** start MATERIAL SHOWN **
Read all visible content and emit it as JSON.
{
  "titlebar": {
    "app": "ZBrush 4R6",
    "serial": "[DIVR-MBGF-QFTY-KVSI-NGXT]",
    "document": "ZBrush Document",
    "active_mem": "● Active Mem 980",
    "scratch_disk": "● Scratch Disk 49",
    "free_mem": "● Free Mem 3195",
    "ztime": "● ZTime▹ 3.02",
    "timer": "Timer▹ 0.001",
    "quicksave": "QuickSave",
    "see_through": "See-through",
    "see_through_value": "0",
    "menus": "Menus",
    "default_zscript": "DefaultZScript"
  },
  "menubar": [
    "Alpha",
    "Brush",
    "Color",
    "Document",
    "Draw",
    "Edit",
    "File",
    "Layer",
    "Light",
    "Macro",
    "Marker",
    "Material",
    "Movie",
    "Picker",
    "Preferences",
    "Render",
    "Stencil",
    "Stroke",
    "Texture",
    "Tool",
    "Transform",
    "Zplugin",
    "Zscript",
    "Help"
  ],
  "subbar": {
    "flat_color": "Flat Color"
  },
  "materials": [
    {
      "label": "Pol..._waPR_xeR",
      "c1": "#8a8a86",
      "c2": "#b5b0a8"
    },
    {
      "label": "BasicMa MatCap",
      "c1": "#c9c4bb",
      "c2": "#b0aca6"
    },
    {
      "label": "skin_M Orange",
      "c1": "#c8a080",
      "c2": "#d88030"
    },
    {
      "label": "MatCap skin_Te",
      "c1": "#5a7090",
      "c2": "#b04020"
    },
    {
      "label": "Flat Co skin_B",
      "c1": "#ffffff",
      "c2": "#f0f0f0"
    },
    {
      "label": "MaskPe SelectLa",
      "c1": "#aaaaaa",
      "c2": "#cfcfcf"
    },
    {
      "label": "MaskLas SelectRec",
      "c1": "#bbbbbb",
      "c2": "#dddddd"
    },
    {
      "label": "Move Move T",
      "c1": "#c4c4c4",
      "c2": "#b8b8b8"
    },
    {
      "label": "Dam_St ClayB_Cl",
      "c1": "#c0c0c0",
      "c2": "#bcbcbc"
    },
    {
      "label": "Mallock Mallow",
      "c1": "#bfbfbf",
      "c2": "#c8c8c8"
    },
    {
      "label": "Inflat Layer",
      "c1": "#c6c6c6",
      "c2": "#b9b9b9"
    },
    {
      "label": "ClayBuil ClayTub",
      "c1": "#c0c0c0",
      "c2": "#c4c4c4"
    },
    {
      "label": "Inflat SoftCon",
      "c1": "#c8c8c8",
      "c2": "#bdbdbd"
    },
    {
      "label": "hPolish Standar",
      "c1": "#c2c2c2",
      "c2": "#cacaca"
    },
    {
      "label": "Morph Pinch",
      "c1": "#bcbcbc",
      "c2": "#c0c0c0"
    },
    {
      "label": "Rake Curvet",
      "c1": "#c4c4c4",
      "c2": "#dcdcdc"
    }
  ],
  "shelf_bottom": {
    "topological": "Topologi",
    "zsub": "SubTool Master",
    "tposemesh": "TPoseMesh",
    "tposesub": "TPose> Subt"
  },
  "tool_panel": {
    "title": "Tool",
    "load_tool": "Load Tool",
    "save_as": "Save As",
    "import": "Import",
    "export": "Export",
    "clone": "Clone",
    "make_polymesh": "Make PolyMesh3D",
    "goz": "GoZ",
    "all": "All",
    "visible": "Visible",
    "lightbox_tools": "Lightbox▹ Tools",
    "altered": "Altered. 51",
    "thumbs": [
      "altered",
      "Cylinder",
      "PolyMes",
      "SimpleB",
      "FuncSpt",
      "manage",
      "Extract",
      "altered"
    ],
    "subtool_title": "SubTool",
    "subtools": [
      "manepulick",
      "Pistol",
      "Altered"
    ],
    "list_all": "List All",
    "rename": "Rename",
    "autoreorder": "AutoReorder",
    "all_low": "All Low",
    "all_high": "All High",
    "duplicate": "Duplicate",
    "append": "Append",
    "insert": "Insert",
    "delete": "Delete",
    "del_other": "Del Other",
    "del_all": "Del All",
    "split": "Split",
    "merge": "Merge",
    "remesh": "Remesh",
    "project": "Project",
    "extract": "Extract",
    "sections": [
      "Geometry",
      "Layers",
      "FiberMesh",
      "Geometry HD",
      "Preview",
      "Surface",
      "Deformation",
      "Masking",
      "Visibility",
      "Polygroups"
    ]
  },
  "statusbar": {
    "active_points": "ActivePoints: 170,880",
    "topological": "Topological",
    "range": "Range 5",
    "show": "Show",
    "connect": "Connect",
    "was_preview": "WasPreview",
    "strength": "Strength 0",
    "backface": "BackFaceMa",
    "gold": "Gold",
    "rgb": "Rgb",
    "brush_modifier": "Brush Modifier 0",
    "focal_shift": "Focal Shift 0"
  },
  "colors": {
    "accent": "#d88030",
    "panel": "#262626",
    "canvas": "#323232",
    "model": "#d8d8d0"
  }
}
** end MATERIAL SHOWN **
▶ **WORK INSTRUCTIONS**: Set down the listing in full, keeping every word exactly as it is.

▶ **WRITTEN SOLUTION**:
Read all visible content and emit it as JSON.
{
  "titlebar": {
    "app": "ZBrush 4R6",
    "serial": "[DIVR-MBGF-QFTY-KVSI-NGXT]",
    "document": "ZBrush Document",
    "active_mem": "● Active Mem 980",
    "scratch_disk": "● Scratch Disk 49",
    "free_mem": "● Free Mem 3195",
    "ztime": "● ZTime▹ 3.02",
    "timer": "Timer▹ 0.001",
    "quicksave": "QuickSave",
    "see_through": "See-through",
    "see_through_value": "0",
    "menus": "Menus",
    "default_zscript": "DefaultZScript"
  },
  "menubar": [
    "Alpha",
    "Brush",
    "Color",
    "Document",
    "Draw",
    "Edit",
    "File",
    "Layer",
    "Light",
    "Macro",
    "Marker",
    "Material",
    "Movie",
    "Picker",
    "Preferences",
    "Render",
    "Stencil",
    "Stroke",
    "Texture",
    "Tool",
    "Transform",
    "Zplugin",
    "Zscript",
    "Help"
  ],
  "subbar": {
    "flat_color": "Flat Color"
  },
  "materials": [
    {
      "label": "Pol..._waPR_xeR",
      "c1": "#8a8a86",
      "c2": "#b5b0a8"
    },
    {
      "label": "BasicMa MatCap",
      "c1": "#c9c4bb",
      "c2": "#b0aca6"
    },
    {
      "label": "skin_M Orange",
      "c1": "#c8a080",
      "c2": "#d88030"
    },
    {
      "label": "MatCap skin_Te",
      "c1": "#5a7090",
      "c2": "#b04020"
    },
    {
      "label": "Flat Co skin_B",
      "c1": "#ffffff",
      "c2": "#f0f0f0"
    },
    {
      "label": "MaskPe SelectLa",
      "c1": "#aaaaaa",
      "c2": "#cfcfcf"
    },
    {
      "label": "MaskLas SelectRec",
      "c1": "#bbbbbb",
      "c2": "#dddddd"
    },
    {
      "label": "Move Move T",
      "c1": "#c4c4c4",
      "c2": "#b8b8b8"
    },
    {
      "label": "Dam_St ClayB_Cl",
      "c1": "#c0c0c0",
      "c2": "#bcbcbc"
    },
    {
      "label": "Mallock Mallow",
      "c1": "#bfbfbf",
      "c2": "#c8c8c8"
    },
    {
      "label": "Inflat Layer",
      "c1": "#c6c6c6",
      "c2": "#b9b9b9"
    },
    {
      "label": "ClayBuil ClayTub",
      "c1": "#c0c0c0",
      "c2": "#c4c4c4"
    },
    {
      "label": "Inflat SoftCon",
      "c1": "#c8c8c8",
      "c2": "#bdbdbd"
    },
    {
      "label": "hPolish Standar",
      "c1": "#c2c2c2",
      "c2": "#cacaca"
    },
    {
      "label": "Morph Pinch",
      "c1": "#bcbcbc",
      "c2": "#c0c0c0"
    },
    {
      "label": "Rake Curvet",
      "c1": "#c4c4c4",
      "c2": "#dcdcdc"
    }
  ],
  "shelf_bottom": {
    "topological": "Topologi",
    "zsub": "SubTool Master",
    "tposemesh": "TPoseMesh",
    "tposesub": "TPose> Subt"
  },
  "tool_panel": {
    "title": "Tool",
    "load_tool": "Load Tool",
    "save_as": "Save As",
    "import": "Import",
    "export": "Export",
    "clone": "Clone",
    "make_polymesh": "Make PolyMesh3D",
    "goz": "GoZ",
    "all": "All",
    "visible": "Visible",
    "lightbox_tools": "Lightbox▹ Tools",
    "altered": "Altered. 51",
    "thumbs": [
      "altered",
      "Cylinder",
      "PolyMes",
      "SimpleB",
      "FuncSpt",
      "manage",
      "Extract",
      "altered"
    ],
    "subtool_title": "SubTool",
    "subtools": [
      "manepulick",
      "Pistol",
      "Altered"
    ],
    "list_all": "List All",
    "rename": "Rename",
    "autoreorder": "AutoReorder",
    "all_low": "All Low",
    "all_high": "All High",
    "duplicate": "Duplicate",
    "append": "Append",
    "insert": "Insert",
    "delete": "Delete",
    "del_other": "Del Other",
    "del_all": "Del All",
    "split": "Split",
    "merge": "Merge",
    "remesh": "Remesh",
    "project": "Project",
    "extract": "Extract",
    "sections": [
      "Geometry",
      "Layers",
      "FiberMesh",
      "Geometry HD",
      "Preview",
      "Surface",
      "Deformation",
      "Masking",
      "Visibility",
      "Polygroups"
    ]
  },
  "statusbar": {
    "active_points": "ActivePoints: 170,880",
    "topological": "Topological",
    "range": "Range 5",
    "show": "Show",
    "connect": "Connect",
    "was_preview": "WasPreview",
    "strength": "Strength 0",
    "backface": "BackFaceMa",
    "gold": "Gold",
    "rgb": "Rgb",
    "brush_modifier": "Brush Modifier 0",
    "focal_shift": "Focal Shift 0"
  },
  "colors": {
    "accent": "#d88030",
    "panel": "#262626",
    "canvas": "#323232",
    "model": "#d8d8d0"
  }
}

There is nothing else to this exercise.